> **Written problem**: Check each line of the listing for the word "through" and give only the number of lines that have it.

Saved entries
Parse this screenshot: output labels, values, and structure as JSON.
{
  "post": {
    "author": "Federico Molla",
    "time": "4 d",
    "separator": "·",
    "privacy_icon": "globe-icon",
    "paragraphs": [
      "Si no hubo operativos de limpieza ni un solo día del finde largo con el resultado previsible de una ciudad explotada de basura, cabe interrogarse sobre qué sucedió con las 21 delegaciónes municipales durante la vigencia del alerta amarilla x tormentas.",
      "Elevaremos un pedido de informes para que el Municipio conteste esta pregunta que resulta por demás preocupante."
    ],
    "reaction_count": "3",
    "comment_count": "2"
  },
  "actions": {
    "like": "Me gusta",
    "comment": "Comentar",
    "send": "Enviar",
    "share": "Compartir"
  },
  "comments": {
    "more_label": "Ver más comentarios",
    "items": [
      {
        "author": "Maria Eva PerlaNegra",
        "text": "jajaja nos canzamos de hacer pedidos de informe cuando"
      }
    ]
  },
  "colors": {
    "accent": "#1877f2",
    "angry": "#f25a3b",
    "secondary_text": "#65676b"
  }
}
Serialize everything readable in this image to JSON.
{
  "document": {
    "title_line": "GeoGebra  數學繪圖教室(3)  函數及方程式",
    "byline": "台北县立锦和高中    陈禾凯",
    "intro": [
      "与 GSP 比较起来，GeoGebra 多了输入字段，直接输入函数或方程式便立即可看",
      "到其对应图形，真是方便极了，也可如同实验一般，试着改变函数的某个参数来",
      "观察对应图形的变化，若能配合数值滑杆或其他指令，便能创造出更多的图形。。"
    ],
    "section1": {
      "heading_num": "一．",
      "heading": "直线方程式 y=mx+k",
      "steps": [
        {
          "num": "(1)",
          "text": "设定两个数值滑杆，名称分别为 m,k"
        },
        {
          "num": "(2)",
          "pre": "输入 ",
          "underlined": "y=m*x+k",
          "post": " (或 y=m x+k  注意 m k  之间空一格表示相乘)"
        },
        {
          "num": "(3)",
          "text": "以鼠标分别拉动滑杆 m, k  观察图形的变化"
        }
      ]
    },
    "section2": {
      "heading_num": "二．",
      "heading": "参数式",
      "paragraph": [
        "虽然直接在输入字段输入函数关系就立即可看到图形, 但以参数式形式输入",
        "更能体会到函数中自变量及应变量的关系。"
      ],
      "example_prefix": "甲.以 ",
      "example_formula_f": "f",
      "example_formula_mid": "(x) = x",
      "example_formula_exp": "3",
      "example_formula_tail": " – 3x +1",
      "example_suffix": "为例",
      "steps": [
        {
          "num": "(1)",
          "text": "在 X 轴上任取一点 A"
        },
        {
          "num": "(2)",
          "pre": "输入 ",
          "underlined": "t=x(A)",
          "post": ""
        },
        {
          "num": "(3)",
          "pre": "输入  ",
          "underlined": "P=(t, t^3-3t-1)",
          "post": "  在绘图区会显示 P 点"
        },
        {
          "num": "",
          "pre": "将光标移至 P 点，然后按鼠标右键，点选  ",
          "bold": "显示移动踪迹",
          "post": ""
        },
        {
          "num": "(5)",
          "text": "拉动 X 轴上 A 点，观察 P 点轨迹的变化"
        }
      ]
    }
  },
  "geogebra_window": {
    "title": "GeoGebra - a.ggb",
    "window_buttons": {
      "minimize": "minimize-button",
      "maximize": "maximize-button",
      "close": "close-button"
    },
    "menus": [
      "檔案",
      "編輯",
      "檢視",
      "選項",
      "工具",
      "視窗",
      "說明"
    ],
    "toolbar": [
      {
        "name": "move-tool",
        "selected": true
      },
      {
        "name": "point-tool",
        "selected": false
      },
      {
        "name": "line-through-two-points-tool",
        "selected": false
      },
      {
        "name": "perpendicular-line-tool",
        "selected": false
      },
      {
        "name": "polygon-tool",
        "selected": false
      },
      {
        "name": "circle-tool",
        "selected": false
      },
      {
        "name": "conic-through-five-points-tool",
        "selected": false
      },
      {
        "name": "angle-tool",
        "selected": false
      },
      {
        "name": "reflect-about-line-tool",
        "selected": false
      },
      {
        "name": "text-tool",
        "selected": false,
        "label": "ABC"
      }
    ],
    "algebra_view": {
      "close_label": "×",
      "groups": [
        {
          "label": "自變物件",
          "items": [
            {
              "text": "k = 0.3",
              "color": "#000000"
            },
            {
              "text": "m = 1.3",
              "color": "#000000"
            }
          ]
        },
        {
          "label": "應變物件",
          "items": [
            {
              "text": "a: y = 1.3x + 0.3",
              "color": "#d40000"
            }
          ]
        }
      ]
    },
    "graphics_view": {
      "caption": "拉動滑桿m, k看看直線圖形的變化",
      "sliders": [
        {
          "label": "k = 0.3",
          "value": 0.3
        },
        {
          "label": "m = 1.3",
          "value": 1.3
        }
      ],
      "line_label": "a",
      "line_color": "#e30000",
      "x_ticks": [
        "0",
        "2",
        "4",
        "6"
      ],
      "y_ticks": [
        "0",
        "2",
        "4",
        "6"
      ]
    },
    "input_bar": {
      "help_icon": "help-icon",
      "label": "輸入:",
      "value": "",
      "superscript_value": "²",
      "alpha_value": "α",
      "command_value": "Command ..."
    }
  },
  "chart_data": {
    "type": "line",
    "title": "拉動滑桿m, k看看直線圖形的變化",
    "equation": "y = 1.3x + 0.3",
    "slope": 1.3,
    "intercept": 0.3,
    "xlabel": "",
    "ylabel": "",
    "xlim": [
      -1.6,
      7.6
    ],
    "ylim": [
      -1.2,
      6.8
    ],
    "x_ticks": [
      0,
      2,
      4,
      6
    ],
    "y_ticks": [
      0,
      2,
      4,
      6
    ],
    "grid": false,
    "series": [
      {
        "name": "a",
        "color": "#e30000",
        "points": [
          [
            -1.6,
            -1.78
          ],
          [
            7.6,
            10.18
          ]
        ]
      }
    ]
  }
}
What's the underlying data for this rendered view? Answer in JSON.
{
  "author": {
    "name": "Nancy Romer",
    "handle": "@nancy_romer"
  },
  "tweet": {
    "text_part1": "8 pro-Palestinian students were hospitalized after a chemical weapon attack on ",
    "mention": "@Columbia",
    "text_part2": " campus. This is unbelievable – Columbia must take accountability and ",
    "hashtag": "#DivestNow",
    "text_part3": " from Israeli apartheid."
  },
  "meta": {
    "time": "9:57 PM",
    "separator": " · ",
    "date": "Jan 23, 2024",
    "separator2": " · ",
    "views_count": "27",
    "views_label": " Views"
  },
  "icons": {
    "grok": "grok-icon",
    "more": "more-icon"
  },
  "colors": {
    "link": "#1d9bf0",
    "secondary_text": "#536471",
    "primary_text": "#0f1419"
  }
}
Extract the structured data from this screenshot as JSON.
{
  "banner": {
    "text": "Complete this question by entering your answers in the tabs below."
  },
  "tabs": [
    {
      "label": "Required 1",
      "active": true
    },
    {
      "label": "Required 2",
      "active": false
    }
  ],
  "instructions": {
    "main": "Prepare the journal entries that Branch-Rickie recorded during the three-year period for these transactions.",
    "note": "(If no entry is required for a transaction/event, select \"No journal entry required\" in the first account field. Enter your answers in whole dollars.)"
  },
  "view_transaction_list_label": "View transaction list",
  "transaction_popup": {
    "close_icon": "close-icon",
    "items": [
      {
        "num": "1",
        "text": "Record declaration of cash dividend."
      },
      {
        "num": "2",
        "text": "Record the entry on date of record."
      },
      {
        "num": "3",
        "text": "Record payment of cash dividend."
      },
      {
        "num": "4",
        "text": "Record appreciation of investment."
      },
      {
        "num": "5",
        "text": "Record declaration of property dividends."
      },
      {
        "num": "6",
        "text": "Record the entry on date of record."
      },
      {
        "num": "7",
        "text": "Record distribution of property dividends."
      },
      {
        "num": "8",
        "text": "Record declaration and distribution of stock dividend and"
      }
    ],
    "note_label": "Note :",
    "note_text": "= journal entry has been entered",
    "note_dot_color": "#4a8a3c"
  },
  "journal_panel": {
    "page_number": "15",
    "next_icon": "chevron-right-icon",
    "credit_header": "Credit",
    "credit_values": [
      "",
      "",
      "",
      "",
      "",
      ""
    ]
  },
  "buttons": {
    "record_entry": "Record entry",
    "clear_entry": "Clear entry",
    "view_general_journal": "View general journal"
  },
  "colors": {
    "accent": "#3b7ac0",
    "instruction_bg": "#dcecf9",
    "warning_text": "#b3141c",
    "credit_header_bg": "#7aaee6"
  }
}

> **The answer**: 2